* [DATASET]
· · · · ·
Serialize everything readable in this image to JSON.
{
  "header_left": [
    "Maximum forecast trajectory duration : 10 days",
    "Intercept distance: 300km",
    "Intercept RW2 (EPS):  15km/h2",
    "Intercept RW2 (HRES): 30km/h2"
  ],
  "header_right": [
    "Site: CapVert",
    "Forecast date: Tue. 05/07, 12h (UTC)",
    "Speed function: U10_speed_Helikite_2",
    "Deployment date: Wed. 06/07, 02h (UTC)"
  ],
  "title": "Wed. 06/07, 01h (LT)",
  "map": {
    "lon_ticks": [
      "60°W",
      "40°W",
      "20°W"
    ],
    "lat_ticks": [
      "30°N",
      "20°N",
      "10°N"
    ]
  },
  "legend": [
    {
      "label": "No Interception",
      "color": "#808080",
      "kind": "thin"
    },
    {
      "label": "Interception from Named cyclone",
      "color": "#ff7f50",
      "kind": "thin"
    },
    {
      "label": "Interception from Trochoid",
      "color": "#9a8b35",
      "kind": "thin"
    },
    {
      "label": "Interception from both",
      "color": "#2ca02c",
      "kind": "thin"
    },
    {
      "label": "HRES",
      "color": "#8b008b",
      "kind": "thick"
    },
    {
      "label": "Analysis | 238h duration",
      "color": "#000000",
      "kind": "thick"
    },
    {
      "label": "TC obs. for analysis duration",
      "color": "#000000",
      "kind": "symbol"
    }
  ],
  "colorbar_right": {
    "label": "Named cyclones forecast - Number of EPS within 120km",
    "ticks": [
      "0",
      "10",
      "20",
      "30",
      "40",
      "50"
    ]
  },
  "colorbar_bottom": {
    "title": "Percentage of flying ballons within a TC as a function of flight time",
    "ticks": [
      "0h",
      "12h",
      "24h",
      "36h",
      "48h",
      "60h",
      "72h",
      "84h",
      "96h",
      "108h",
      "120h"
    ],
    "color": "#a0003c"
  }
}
· · · · ·
* [YOUR OBJECTIVE] Copy each line of the listing that holds the word "Interception".

* [RESPONSE BELOW]
      "label": "No Interception",
      "label": "Interception from Named cyclone",
      "label": "Interception from Trochoid",
      "label": "Interception from both",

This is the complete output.